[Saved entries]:
· · ·

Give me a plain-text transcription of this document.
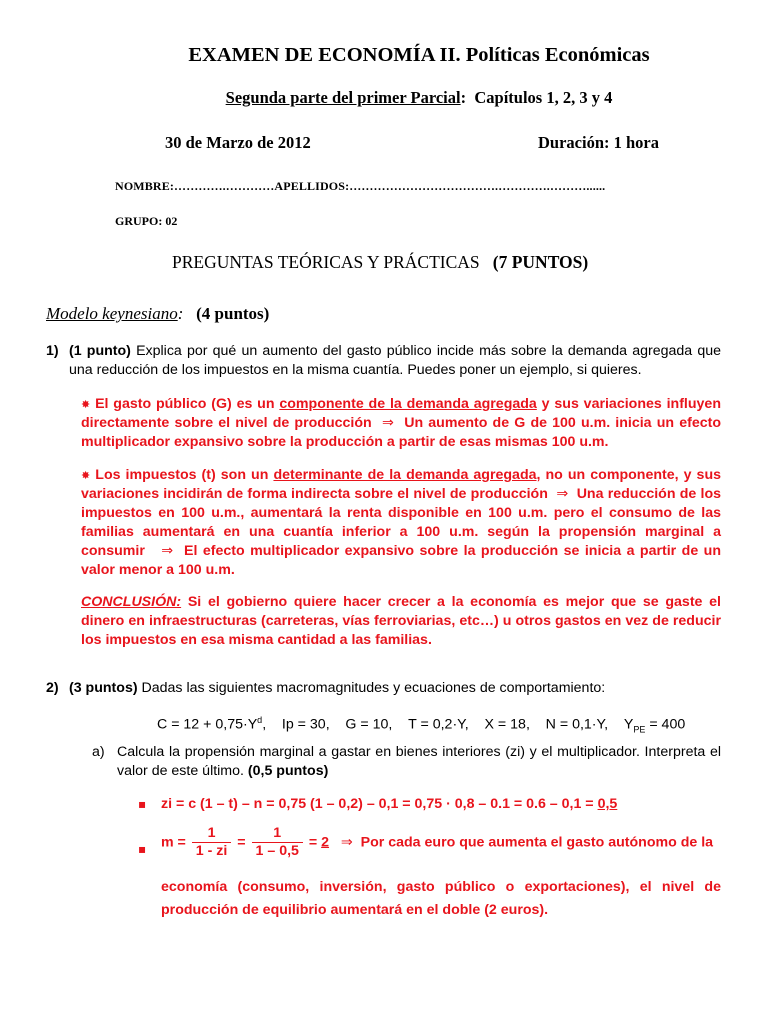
EXAMEN DE ECONOMÍA II. Políticas Económicas
Segunda parte del primer Parcial: Capítulos 1, 2, 3 y 4
30 de Marzo de 2012	Duración: 1 hora
NOMBRE:………….…………APELLIDOS:……………………………….………….………......
GRUPO: 02
PREGUNTAS TEÓRICAS Y PRÁCTICAS (7 PUNTOS)
Modelo keynesiano: (4 puntos)
1) (1 punto) Explica por qué un aumento del gasto público incide más sobre la demanda agregada que una reducción de los impuestos en la misma cuantía. Puedes poner un ejemplo, si quieres.
✸ El gasto público (G) es un componente de la demanda agregada y sus variaciones influyen directamente sobre el nivel de producción ⇒ Un aumento de G de 100 u.m. inicia un efecto multiplicador expansivo sobre la producción a partir de esas mismas 100 u.m.
✸ Los impuestos (t) son un determinante de la demanda agregada, no un componente, y sus variaciones incidirán de forma indirecta sobre el nivel de producción ⇒ Una reducción de los impuestos en 100 u.m., aumentará la renta disponible en 100 u.m. pero el consumo de las familias aumentará en una cuantía inferior a 100 u.m. según la propensión marginal a consumir ⇒ El efecto multiplicador expansivo sobre la producción se inicia a partir de un valor menor a 100 u.m.
CONCLUSIÓN: Si el gobierno quiere hacer crecer a la economía es mejor que se gaste el dinero en infraestructuras (carreteras, vías ferroviarias, etc…) u otros gastos en vez de reducir los impuestos en esa misma cantidad a las familias.
2) (3 puntos) Dadas las siguientes macromagnitudes y ecuaciones de comportamiento:
$C = 12 + 0,75\cdot Y^d$,    Ip = 30, G = 10, T = 0,2·Y, X = 18, N = 0,1·Y, $Y_{PE} = 400$
a) Calcula la propensión marginal a gastar en bienes interiores (zi) y el multiplicador. Interpreta el valor de este último. (0,5 puntos)
▪ zi = c (1 – t) – n = 0,75 (1 – 0,2) – 0,1 = 0,75 · 0,8 – 0.1 = 0.6 – 0,1 = 0,5
▪ $m = \frac{1}{1 - zi} = \frac{1}{1 - 0,5} = 2$ ⇒ Por cada euro que aumenta el gasto autónomo de la
economía (consumo, inversión, gasto público o exportaciones), el nivel de producción de equilibrio aumentará en el doble (2 euros).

· · ·

[Brief]:
Write out the whole listing again, exactly, with no pictures.

[Task answer]:
Give me a plain-text transcription of this document.
EXAMEN DE ECONOMÍA II. Políticas Económicas
Segunda parte del primer Parcial: Capítulos 1, 2, 3 y 4
30 de Marzo de 2012	Duración: 1 hora
NOMBRE:………….…………APELLIDOS:……………………………….………….………......
GRUPO: 02
PREGUNTAS TEÓRICAS Y PRÁCTICAS (7 PUNTOS)
Modelo keynesiano: (4 puntos)
1) (1 punto) Explica por qué un aumento del gasto público incide más sobre la demanda agregada que una reducción de los impuestos en la misma cuantía. Puedes poner un ejemplo, si quieres.
✸ El gasto público (G) es un componente de la demanda agregada y sus variaciones influyen directamente sobre el nivel de producción ⇒ Un aumento de G de 100 u.m. inicia un efecto multiplicador expansivo sobre la producción a partir de esas mismas 100 u.m.
✸ Los impuestos (t) son un determinante de la demanda agregada, no un componente, y sus variaciones incidirán de forma indirecta sobre el nivel de producción ⇒ Una reducción de los impuestos en 100 u.m., aumentará la renta disponible en 100 u.m. pero el consumo de las familias aumentará en una cuantía inferior a 100 u.m. según la propensión marginal a consumir ⇒ El efecto multiplicador expansivo sobre la producción se inicia a partir de un valor menor a 100 u.m.
CONCLUSIÓN: Si el gobierno quiere hacer crecer a la economía es mejor que se gaste el dinero en infraestructuras (carreteras, vías ferroviarias, etc…) u otros gastos en vez de reducir los impuestos en esa misma cantidad a las familias.
2) (3 puntos) Dadas las siguientes macromagnitudes y ecuaciones de comportamiento:
$C = 12 + 0,75\cdot Y^d$,    Ip = 30, G = 10, T = 0,2·Y, X = 18, N = 0,1·Y, $Y_{PE} = 400$
a) Calcula la propensión marginal a gastar en bienes interiores (zi) y el multiplicador. Interpreta el valor de este último. (0,5 puntos)
▪ zi = c (1 – t) – n = 0,75 (1 – 0,2) – 0,1 = 0,75 · 0,8 – 0.1 = 0.6 – 0,1 = 0,5
▪ $m = \frac{1}{1 - zi} = \frac{1}{1 - 0,5} = 2$ ⇒ Por cada euro que aumenta el gasto autónomo de la
economía (consumo, inversión, gasto público o exportaciones), el nivel de producción de equilibrio aumentará en el doble (2 euros).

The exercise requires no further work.